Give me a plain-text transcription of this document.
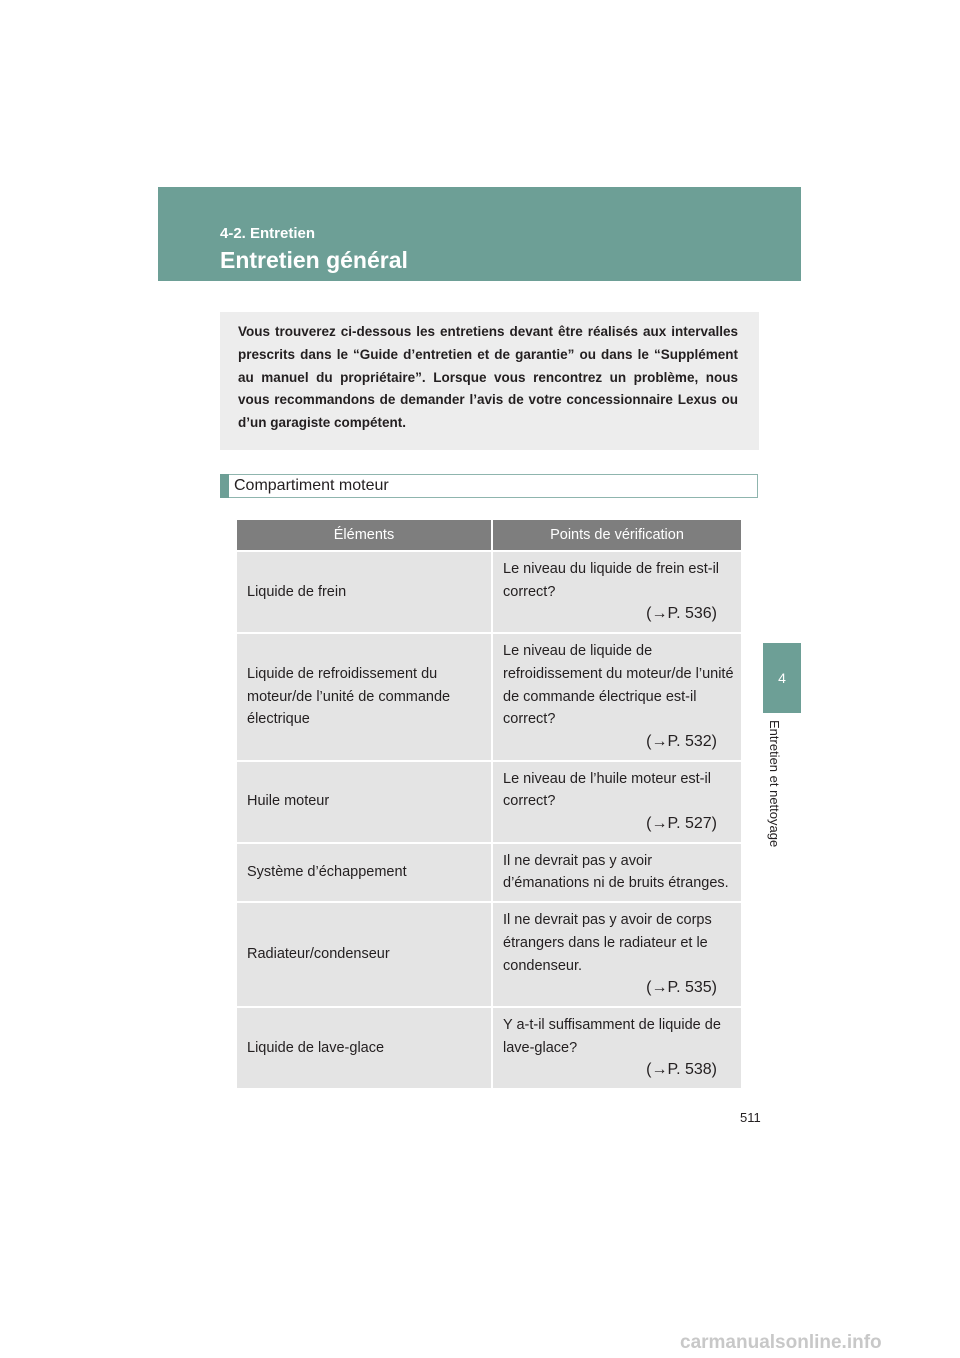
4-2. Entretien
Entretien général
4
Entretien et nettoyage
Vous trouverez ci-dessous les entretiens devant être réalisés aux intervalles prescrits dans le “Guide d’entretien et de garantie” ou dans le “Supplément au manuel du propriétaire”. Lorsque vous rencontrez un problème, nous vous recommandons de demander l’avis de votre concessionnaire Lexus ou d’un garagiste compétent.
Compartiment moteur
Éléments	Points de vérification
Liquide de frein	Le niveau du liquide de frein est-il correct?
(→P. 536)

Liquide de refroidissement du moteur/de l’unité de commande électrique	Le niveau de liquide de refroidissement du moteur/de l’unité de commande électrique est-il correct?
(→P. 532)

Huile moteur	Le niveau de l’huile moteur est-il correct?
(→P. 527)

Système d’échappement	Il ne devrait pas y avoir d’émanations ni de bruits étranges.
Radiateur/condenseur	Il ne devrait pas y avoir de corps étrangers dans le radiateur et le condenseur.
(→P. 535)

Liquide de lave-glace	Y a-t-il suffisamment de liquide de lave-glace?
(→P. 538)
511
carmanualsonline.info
====
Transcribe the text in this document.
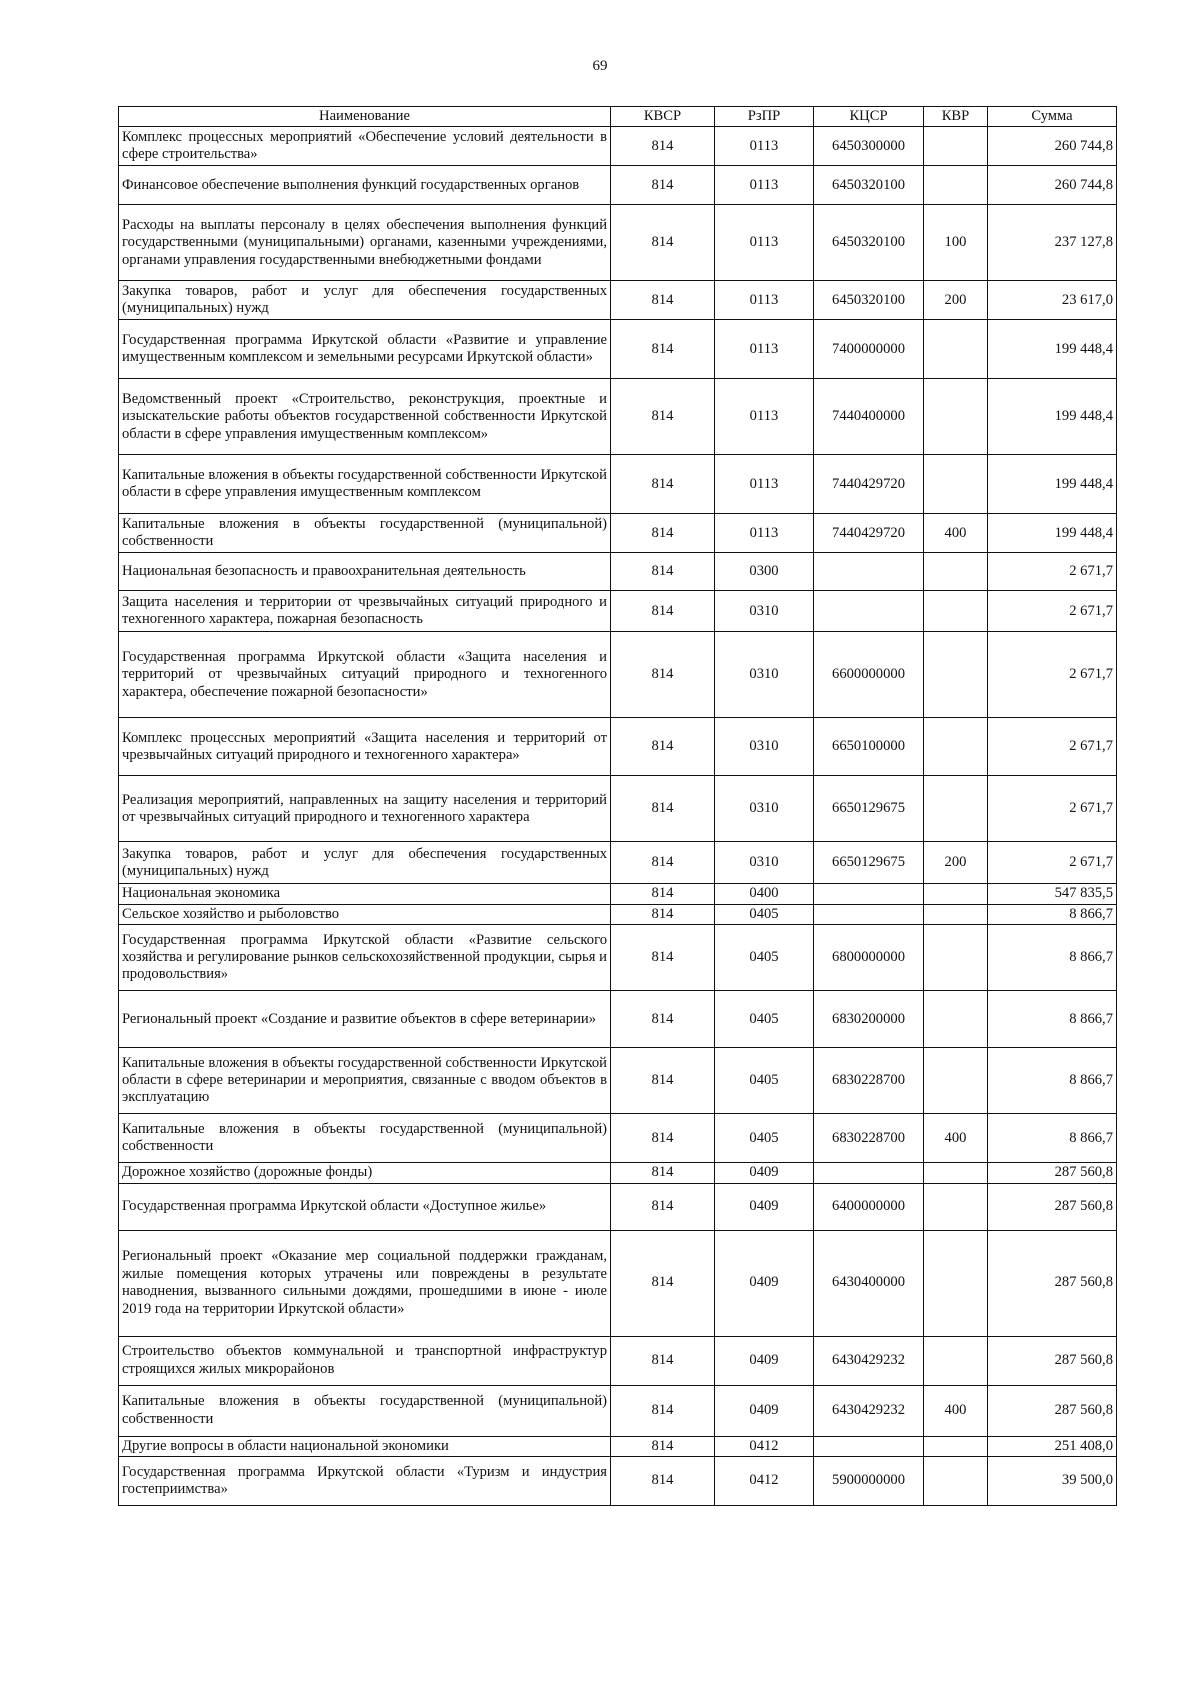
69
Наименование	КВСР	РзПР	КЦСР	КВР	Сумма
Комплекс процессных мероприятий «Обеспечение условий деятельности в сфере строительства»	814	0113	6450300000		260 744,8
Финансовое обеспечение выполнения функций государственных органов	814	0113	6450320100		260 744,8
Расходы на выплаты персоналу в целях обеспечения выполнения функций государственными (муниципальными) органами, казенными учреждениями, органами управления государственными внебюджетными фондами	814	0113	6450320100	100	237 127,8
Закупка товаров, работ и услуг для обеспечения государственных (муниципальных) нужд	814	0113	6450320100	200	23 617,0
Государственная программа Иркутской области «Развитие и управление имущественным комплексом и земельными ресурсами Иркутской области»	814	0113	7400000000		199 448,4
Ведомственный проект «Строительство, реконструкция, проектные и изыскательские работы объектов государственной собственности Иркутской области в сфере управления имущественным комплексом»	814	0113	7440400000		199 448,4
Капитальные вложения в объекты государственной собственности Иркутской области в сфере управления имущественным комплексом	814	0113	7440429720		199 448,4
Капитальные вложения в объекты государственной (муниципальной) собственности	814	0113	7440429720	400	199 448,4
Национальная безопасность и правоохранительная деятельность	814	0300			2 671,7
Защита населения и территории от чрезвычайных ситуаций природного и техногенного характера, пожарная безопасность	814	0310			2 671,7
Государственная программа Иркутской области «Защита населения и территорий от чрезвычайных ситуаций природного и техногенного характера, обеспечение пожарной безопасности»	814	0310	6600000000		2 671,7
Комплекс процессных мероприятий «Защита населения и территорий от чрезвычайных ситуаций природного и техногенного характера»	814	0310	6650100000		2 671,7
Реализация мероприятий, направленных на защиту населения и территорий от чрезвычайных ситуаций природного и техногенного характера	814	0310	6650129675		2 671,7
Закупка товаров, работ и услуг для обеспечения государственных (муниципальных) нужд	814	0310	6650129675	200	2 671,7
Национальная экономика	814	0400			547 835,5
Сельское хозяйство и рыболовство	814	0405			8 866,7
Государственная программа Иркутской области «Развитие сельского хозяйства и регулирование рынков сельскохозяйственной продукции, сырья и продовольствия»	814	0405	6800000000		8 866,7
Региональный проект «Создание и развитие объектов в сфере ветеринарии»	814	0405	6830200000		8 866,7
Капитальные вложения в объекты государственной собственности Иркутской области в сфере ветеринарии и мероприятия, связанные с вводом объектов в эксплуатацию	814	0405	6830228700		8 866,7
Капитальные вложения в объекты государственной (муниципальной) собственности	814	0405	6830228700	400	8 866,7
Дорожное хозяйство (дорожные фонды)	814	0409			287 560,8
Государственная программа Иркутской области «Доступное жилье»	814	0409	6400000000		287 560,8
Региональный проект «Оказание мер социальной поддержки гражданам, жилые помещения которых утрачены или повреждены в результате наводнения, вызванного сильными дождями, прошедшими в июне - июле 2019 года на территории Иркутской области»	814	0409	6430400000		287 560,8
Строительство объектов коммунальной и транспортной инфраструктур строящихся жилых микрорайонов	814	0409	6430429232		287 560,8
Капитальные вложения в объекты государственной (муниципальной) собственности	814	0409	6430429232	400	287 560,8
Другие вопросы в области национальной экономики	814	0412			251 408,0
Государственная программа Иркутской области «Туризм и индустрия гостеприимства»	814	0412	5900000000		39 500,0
====
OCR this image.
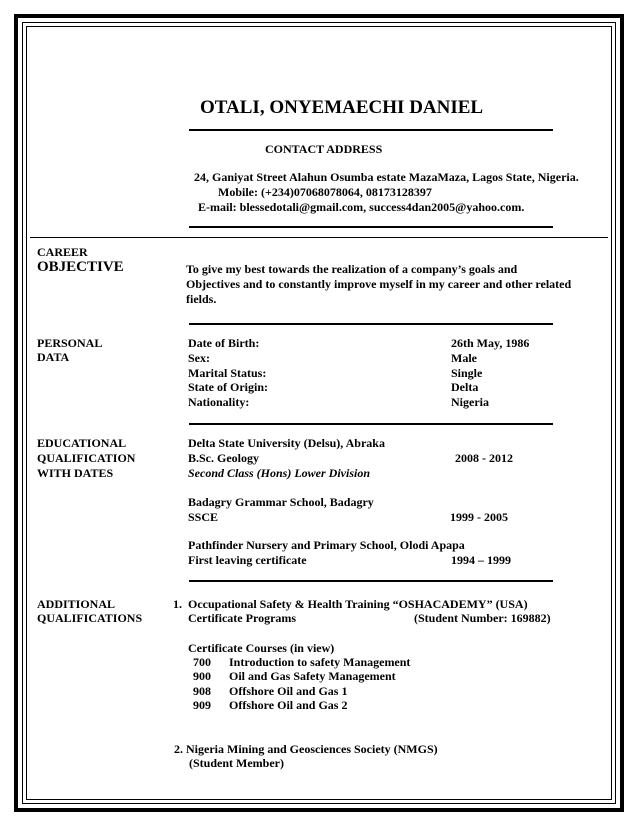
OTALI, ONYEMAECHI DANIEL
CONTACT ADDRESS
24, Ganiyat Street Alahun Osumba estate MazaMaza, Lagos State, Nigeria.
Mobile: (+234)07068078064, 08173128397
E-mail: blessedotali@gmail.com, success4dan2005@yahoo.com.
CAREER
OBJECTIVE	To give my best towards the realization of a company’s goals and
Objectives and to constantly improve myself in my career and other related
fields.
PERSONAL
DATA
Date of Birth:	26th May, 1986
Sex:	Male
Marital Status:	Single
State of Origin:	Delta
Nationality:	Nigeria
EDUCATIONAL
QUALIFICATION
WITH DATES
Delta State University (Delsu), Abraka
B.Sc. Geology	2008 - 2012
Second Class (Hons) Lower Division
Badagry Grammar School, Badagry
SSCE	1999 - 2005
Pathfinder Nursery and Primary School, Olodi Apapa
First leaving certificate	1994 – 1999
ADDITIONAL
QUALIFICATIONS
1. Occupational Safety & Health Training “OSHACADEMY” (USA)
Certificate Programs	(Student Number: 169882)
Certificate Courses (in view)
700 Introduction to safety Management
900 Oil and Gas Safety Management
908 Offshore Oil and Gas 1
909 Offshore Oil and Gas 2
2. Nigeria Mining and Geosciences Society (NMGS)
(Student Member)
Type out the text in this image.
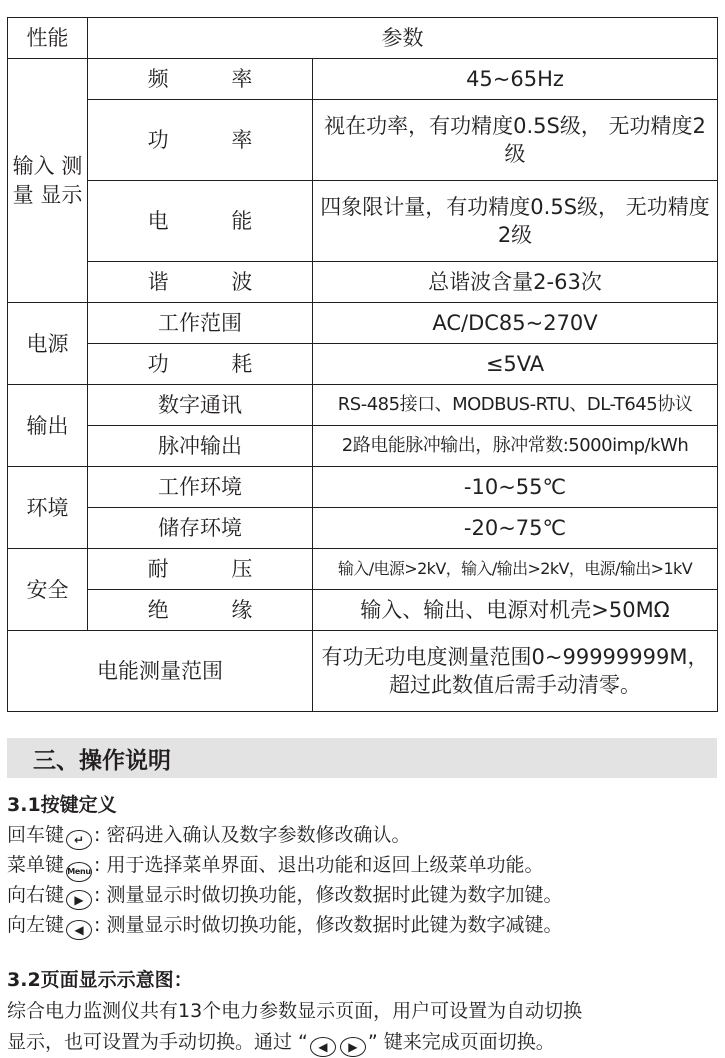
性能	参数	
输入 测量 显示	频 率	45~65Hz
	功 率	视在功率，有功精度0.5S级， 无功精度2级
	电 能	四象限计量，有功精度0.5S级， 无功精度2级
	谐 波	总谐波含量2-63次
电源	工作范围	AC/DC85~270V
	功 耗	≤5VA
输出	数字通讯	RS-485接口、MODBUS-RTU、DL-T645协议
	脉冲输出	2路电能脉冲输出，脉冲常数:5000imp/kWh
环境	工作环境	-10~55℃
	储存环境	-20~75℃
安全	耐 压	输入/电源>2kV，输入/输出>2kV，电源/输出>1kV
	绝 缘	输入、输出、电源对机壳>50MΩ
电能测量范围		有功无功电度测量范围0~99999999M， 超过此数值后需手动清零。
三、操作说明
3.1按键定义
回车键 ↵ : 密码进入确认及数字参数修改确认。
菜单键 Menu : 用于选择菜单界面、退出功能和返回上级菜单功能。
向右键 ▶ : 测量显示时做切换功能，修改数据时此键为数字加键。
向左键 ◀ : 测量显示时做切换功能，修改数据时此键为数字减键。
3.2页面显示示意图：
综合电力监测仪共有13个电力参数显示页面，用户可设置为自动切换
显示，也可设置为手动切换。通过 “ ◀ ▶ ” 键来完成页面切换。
====
_WHAT TO PRODUCE_
Only a number is wanted: how many lines of the data above contain "сфере"?

_WRITTEN SOLUTION_
5